What to produce: Copy each of the entries below faithfully, setting aside any pictures.

Dataset records:
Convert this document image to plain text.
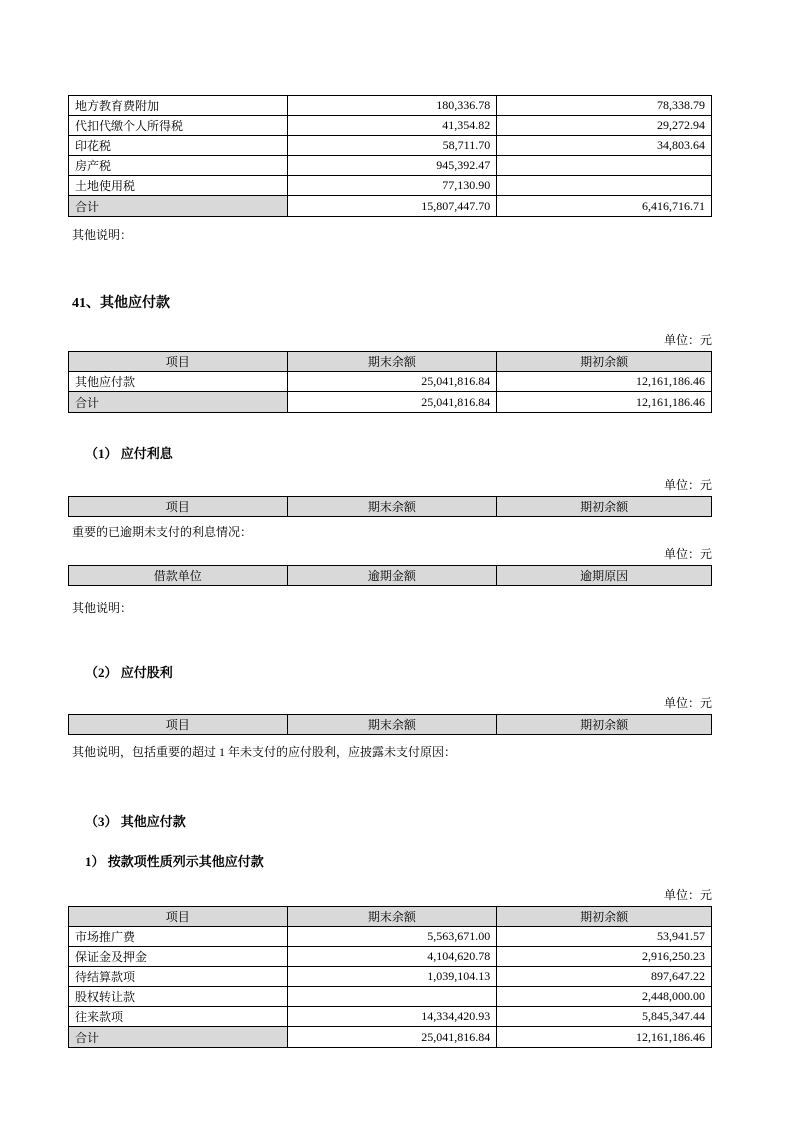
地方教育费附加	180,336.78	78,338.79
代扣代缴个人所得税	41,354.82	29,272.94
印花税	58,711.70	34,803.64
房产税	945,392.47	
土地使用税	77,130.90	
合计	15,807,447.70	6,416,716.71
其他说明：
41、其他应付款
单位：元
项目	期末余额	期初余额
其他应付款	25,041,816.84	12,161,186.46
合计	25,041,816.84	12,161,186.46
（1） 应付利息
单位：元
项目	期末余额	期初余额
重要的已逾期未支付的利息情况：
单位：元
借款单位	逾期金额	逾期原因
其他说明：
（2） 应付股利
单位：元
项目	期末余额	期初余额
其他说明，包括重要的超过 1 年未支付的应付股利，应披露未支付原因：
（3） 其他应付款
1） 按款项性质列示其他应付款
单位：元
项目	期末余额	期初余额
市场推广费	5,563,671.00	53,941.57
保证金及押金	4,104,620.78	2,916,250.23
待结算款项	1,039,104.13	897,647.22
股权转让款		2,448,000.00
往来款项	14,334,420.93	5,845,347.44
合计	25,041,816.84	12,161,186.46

Response to this task:
Convert this document image to plain text.
地方教育费附加	180,336.78	78,338.79
代扣代缴个人所得税	41,354.82	29,272.94
印花税	58,711.70	34,803.64
房产税	945,392.47	
土地使用税	77,130.90	
合计	15,807,447.70	6,416,716.71
其他说明：
41、其他应付款
单位：元
项目	期末余额	期初余额
其他应付款	25,041,816.84	12,161,186.46
合计	25,041,816.84	12,161,186.46
（1） 应付利息
单位：元
项目	期末余额	期初余额
重要的已逾期未支付的利息情况：
单位：元
借款单位	逾期金额	逾期原因
其他说明：
（2） 应付股利
单位：元
项目	期末余额	期初余额
其他说明，包括重要的超过 1 年未支付的应付股利，应披露未支付原因：
（3） 其他应付款
1） 按款项性质列示其他应付款
单位：元
项目	期末余额	期初余额
市场推广费	5,563,671.00	53,941.57
保证金及押金	4,104,620.78	2,916,250.23
待结算款项	1,039,104.13	897,647.22
股权转让款		2,448,000.00
往来款项	14,334,420.93	5,845,347.44
合计	25,041,816.84	12,161,186.46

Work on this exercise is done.